Print each line exactly as it is given.

Stored data entries:
==============================
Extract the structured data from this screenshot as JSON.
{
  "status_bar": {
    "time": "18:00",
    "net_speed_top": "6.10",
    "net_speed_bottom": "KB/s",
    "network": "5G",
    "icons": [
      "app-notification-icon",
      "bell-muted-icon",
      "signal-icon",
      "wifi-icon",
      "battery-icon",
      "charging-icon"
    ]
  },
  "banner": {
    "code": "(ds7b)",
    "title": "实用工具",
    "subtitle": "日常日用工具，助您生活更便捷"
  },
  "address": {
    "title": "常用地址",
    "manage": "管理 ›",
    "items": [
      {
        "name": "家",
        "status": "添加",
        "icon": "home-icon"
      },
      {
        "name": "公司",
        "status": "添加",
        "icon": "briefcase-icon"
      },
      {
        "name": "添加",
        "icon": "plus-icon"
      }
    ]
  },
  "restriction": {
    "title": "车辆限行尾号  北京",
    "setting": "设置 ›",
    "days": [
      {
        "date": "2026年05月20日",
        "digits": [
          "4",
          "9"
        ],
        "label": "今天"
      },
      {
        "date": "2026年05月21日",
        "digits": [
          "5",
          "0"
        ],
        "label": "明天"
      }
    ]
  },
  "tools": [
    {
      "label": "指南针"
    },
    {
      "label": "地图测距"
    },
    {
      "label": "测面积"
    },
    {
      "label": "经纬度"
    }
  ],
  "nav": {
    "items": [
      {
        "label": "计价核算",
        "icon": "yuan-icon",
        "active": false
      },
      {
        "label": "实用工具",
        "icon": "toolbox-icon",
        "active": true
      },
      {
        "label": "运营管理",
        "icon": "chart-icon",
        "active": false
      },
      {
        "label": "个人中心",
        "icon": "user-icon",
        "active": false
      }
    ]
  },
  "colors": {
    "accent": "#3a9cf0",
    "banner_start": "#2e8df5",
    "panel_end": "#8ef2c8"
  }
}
==============================
§ **RESPONSE FOR THIS EXERCISE**
Extract the structured data from this screenshot as JSON.
{
  "status_bar": {
    "time": "18:00",
    "net_speed_top": "6.10",
    "net_speed_bottom": "KB/s",
    "network": "5G",
    "icons": [
      "app-notification-icon",
      "bell-muted-icon",
      "signal-icon",
      "wifi-icon",
      "battery-icon",
      "charging-icon"
    ]
  },
  "banner": {
    "code": "(ds7b)",
    "title": "实用工具",
    "subtitle": "日常日用工具，助您生活更便捷"
  },
  "address": {
    "title": "常用地址",
    "manage": "管理 ›",
    "items": [
      {
        "name": "家",
        "status": "添加",
        "icon": "home-icon"
      },
      {
        "name": "公司",
        "status": "添加",
        "icon": "briefcase-icon"
      },
      {
        "name": "添加",
        "icon": "plus-icon"
      }
    ]
  },
  "restriction": {
    "title": "车辆限行尾号  北京",
    "setting": "设置 ›",
    "days": [
      {
        "date": "2026年05月20日",
        "digits": [
          "4",
          "9"
        ],
        "label": "今天"
      },
      {
        "date": "2026年05月21日",
        "digits": [
          "5",
          "0"
        ],
        "label": "明天"
      }
    ]
  },
  "tools": [
    {
      "label": "指南针"
    },
    {
      "label": "地图测距"
    },
    {
      "label": "测面积"
    },
    {
      "label": "经纬度"
    }
  ],
  "nav": {
    "items": [
      {
        "label": "计价核算",
        "icon": "yuan-icon",
        "active": false
      },
      {
        "label": "实用工具",
        "icon": "toolbox-icon",
        "active": true
      },
      {
        "label": "运营管理",
        "icon": "chart-icon",
        "active": false
      },
      {
        "label": "个人中心",
        "icon": "user-icon",
        "active": false
      }
    ]
  },
  "colors": {
    "accent": "#3a9cf0",
    "banner_start": "#2e8df5",
    "panel_end": "#8ef2c8"
  }
}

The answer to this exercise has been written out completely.